Entries with figure data
##########
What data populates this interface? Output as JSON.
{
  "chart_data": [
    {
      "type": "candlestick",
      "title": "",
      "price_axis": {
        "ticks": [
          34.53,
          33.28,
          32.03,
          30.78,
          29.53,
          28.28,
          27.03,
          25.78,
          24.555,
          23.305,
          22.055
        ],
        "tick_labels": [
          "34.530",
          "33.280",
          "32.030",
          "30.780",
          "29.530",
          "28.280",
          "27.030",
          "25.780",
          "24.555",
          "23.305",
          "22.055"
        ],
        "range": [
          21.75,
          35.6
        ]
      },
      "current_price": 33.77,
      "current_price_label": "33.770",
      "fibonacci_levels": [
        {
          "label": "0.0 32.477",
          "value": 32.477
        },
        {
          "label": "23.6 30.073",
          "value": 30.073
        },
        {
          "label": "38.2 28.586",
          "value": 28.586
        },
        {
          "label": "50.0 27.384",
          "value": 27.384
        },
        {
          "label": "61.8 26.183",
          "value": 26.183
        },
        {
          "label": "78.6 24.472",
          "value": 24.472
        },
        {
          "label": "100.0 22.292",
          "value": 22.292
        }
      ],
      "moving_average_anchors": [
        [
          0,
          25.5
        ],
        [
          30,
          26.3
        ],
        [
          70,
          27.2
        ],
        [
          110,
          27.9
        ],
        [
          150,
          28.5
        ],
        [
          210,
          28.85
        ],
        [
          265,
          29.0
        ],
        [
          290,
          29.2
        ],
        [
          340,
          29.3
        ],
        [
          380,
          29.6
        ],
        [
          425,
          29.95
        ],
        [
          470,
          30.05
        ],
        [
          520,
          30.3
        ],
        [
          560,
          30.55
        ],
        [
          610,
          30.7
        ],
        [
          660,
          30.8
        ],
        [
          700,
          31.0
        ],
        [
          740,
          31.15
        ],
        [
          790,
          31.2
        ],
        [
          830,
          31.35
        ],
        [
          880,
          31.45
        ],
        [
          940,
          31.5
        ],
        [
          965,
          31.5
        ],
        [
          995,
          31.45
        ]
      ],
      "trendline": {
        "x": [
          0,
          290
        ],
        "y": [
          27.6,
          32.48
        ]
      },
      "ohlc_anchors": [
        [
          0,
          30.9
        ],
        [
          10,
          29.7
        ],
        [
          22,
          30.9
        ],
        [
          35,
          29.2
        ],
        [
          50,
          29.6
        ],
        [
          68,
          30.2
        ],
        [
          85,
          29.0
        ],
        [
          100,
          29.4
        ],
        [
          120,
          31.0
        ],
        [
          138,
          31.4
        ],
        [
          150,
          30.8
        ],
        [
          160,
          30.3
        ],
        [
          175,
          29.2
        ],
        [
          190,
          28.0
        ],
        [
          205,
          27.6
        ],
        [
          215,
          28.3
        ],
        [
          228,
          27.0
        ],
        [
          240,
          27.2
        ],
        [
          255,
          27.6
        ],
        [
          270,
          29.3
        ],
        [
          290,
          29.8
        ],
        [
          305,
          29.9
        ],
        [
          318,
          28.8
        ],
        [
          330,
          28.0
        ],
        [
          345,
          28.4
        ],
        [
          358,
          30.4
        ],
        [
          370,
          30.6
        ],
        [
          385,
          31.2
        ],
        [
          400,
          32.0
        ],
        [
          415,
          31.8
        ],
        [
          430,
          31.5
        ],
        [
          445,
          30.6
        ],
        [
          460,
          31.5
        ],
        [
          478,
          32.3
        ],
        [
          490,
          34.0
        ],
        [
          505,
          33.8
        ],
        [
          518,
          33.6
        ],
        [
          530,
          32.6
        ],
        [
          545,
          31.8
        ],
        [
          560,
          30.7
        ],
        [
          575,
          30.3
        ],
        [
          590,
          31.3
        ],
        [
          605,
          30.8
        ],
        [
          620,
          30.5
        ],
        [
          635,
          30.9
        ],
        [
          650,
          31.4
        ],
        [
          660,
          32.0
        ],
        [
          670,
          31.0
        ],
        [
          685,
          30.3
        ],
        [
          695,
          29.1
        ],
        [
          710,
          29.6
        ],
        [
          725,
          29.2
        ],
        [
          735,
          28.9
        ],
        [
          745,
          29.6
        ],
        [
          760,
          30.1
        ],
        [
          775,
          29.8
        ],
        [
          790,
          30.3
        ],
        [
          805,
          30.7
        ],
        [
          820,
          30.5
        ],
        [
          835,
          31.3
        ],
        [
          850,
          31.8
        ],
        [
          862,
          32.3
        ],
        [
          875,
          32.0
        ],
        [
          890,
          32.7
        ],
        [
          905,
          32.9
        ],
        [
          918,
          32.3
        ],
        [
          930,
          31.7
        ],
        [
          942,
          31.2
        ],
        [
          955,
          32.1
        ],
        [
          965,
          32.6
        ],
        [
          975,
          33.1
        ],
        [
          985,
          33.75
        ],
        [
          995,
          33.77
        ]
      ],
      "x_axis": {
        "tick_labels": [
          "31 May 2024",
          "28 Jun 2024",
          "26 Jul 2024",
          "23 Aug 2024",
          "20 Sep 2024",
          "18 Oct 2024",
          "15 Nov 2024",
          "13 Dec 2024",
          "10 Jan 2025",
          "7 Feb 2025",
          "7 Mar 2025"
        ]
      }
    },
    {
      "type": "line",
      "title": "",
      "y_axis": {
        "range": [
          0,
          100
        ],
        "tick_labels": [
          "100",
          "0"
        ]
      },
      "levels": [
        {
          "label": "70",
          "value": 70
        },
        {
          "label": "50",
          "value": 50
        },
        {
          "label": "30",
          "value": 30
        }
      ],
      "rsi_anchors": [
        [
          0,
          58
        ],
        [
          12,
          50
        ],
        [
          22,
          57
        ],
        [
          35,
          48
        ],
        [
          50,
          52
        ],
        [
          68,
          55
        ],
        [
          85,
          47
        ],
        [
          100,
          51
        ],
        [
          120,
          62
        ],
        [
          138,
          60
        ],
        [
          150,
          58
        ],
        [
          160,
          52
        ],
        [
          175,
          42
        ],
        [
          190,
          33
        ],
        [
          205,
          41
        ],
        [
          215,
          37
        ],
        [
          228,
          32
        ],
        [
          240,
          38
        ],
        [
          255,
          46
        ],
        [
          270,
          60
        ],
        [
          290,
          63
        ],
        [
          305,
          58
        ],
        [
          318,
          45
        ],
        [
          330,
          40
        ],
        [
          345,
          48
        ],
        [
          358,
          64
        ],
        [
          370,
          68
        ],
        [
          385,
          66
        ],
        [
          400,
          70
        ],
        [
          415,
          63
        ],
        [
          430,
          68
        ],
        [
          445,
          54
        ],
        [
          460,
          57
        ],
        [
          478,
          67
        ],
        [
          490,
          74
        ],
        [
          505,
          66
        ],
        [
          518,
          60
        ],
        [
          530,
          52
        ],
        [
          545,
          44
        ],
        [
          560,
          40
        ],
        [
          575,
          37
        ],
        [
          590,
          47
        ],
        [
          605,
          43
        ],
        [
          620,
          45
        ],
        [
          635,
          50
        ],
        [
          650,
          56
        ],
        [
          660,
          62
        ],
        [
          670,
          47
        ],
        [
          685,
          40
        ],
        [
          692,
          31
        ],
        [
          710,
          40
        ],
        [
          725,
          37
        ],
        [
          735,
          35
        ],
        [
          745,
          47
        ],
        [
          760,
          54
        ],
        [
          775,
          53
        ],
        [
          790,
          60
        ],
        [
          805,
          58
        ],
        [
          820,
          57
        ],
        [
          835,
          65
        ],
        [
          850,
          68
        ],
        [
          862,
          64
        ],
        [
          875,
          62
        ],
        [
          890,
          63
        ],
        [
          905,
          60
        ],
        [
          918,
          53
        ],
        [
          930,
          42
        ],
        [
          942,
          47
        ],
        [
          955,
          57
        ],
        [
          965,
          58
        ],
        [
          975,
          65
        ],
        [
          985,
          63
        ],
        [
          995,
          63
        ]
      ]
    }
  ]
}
##########
_Aim_
Restate the listing above word for word.

_Result of the task_
What data populates this interface? Output as JSON.
{
  "chart_data": [
    {
      "type": "candlestick",
      "title": "",
      "price_axis": {
        "ticks": [
          34.53,
          33.28,
          32.03,
          30.78,
          29.53,
          28.28,
          27.03,
          25.78,
          24.555,
          23.305,
          22.055
        ],
        "tick_labels": [
          "34.530",
          "33.280",
          "32.030",
          "30.780",
          "29.530",
          "28.280",
          "27.030",
          "25.780",
          "24.555",
          "23.305",
          "22.055"
        ],
        "range": [
          21.75,
          35.6
        ]
      },
      "current_price": 33.77,
      "current_price_label": "33.770",
      "fibonacci_levels": [
        {
          "label": "0.0 32.477",
          "value": 32.477
        },
        {
          "label": "23.6 30.073",
          "value": 30.073
        },
        {
          "label": "38.2 28.586",
          "value": 28.586
        },
        {
          "label": "50.0 27.384",
          "value": 27.384
        },
        {
          "label": "61.8 26.183",
          "value": 26.183
        },
        {
          "label": "78.6 24.472",
          "value": 24.472
        },
        {
          "label": "100.0 22.292",
          "value": 22.292
        }
      ],
      "moving_average_anchors": [
        [
          0,
          25.5
        ],
        [
          30,
          26.3
        ],
        [
          70,
          27.2
        ],
        [
          110,
          27.9
        ],
        [
          150,
          28.5
        ],
        [
          210,
          28.85
        ],
        [
          265,
          29.0
        ],
        [
          290,
          29.2
        ],
        [
          340,
          29.3
        ],
        [
          380,
          29.6
        ],
        [
          425,
          29.95
        ],
        [
          470,
          30.05
        ],
        [
          520,
          30.3
        ],
        [
          560,
          30.55
        ],
        [
          610,
          30.7
        ],
        [
          660,
          30.8
        ],
        [
          700,
          31.0
        ],
        [
          740,
          31.15
        ],
        [
          790,
          31.2
        ],
        [
          830,
          31.35
        ],
        [
          880,
          31.45
        ],
        [
          940,
          31.5
        ],
        [
          965,
          31.5
        ],
        [
          995,
          31.45
        ]
      ],
      "trendline": {
        "x": [
          0,
          290
        ],
        "y": [
          27.6,
          32.48
        ]
      },
      "ohlc_anchors": [
        [
          0,
          30.9
        ],
        [
          10,
          29.7
        ],
        [
          22,
          30.9
        ],
        [
          35,
          29.2
        ],
        [
          50,
          29.6
        ],
        [
          68,
          30.2
        ],
        [
          85,
          29.0
        ],
        [
          100,
          29.4
        ],
        [
          120,
          31.0
        ],
        [
          138,
          31.4
        ],
        [
          150,
          30.8
        ],
        [
          160,
          30.3
        ],
        [
          175,
          29.2
        ],
        [
          190,
          28.0
        ],
        [
          205,
          27.6
        ],
        [
          215,
          28.3
        ],
        [
          228,
          27.0
        ],
        [
          240,
          27.2
        ],
        [
          255,
          27.6
        ],
        [
          270,
          29.3
        ],
        [
          290,
          29.8
        ],
        [
          305,
          29.9
        ],
        [
          318,
          28.8
        ],
        [
          330,
          28.0
        ],
        [
          345,
          28.4
        ],
        [
          358,
          30.4
        ],
        [
          370,
          30.6
        ],
        [
          385,
          31.2
        ],
        [
          400,
          32.0
        ],
        [
          415,
          31.8
        ],
        [
          430,
          31.5
        ],
        [
          445,
          30.6
        ],
        [
          460,
          31.5
        ],
        [
          478,
          32.3
        ],
        [
          490,
          34.0
        ],
        [
          505,
          33.8
        ],
        [
          518,
          33.6
        ],
        [
          530,
          32.6
        ],
        [
          545,
          31.8
        ],
        [
          560,
          30.7
        ],
        [
          575,
          30.3
        ],
        [
          590,
          31.3
        ],
        [
          605,
          30.8
        ],
        [
          620,
          30.5
        ],
        [
          635,
          30.9
        ],
        [
          650,
          31.4
        ],
        [
          660,
          32.0
        ],
        [
          670,
          31.0
        ],
        [
          685,
          30.3
        ],
        [
          695,
          29.1
        ],
        [
          710,
          29.6
        ],
        [
          725,
          29.2
        ],
        [
          735,
          28.9
        ],
        [
          745,
          29.6
        ],
        [
          760,
          30.1
        ],
        [
          775,
          29.8
        ],
        [
          790,
          30.3
        ],
        [
          805,
          30.7
        ],
        [
          820,
          30.5
        ],
        [
          835,
          31.3
        ],
        [
          850,
          31.8
        ],
        [
          862,
          32.3
        ],
        [
          875,
          32.0
        ],
        [
          890,
          32.7
        ],
        [
          905,
          32.9
        ],
        [
          918,
          32.3
        ],
        [
          930,
          31.7
        ],
        [
          942,
          31.2
        ],
        [
          955,
          32.1
        ],
        [
          965,
          32.6
        ],
        [
          975,
          33.1
        ],
        [
          985,
          33.75
        ],
        [
          995,
          33.77
        ]
      ],
      "x_axis": {
        "tick_labels": [
          "31 May 2024",
          "28 Jun 2024",
          "26 Jul 2024",
          "23 Aug 2024",
          "20 Sep 2024",
          "18 Oct 2024",
          "15 Nov 2024",
          "13 Dec 2024",
          "10 Jan 2025",
          "7 Feb 2025",
          "7 Mar 2025"
        ]
      }
    },
    {
      "type": "line",
      "title": "",
      "y_axis": {
        "range": [
          0,
          100
        ],
        "tick_labels": [
          "100",
          "0"
        ]
      },
      "levels": [
        {
          "label": "70",
          "value": 70
        },
        {
          "label": "50",
          "value": 50
        },
        {
          "label": "30",
          "value": 30
        }
      ],
      "rsi_anchors": [
        [
          0,
          58
        ],
        [
          12,
          50
        ],
        [
          22,
          57
        ],
        [
          35,
          48
        ],
        [
          50,
          52
        ],
        [
          68,
          55
        ],
        [
          85,
          47
        ],
        [
          100,
          51
        ],
        [
          120,
          62
        ],
        [
          138,
          60
        ],
        [
          150,
          58
        ],
        [
          160,
          52
        ],
        [
          175,
          42
        ],
        [
          190,
          33
        ],
        [
          205,
          41
        ],
        [
          215,
          37
        ],
        [
          228,
          32
        ],
        [
          240,
          38
        ],
        [
          255,
          46
        ],
        [
          270,
          60
        ],
        [
          290,
          63
        ],
        [
          305,
          58
        ],
        [
          318,
          45
        ],
        [
          330,
          40
        ],
        [
          345,
          48
        ],
        [
          358,
          64
        ],
        [
          370,
          68
        ],
        [
          385,
          66
        ],
        [
          400,
          70
        ],
        [
          415,
          63
        ],
        [
          430,
          68
        ],
        [
          445,
          54
        ],
        [
          460,
          57
        ],
        [
          478,
          67
        ],
        [
          490,
          74
        ],
        [
          505,
          66
        ],
        [
          518,
          60
        ],
        [
          530,
          52
        ],
        [
          545,
          44
        ],
        [
          560,
          40
        ],
        [
          575,
          37
        ],
        [
          590,
          47
        ],
        [
          605,
          43
        ],
        [
          620,
          45
        ],
        [
          635,
          50
        ],
        [
          650,
          56
        ],
        [
          660,
          62
        ],
        [
          670,
          47
        ],
        [
          685,
          40
        ],
        [
          692,
          31
        ],
        [
          710,
          40
        ],
        [
          725,
          37
        ],
        [
          735,
          35
        ],
        [
          745,
          47
        ],
        [
          760,
          54
        ],
        [
          775,
          53
        ],
        [
          790,
          60
        ],
        [
          805,
          58
        ],
        [
          820,
          57
        ],
        [
          835,
          65
        ],
        [
          850,
          68
        ],
        [
          862,
          64
        ],
        [
          875,
          62
        ],
        [
          890,
          63
        ],
        [
          905,
          60
        ],
        [
          918,
          53
        ],
        [
          930,
          42
        ],
        [
          942,
          47
        ],
        [
          955,
          57
        ],
        [
          965,
          58
        ],
        [
          975,
          65
        ],
        [
          985,
          63
        ],
        [
          995,
          63
        ]
      ]
    }
  ]
}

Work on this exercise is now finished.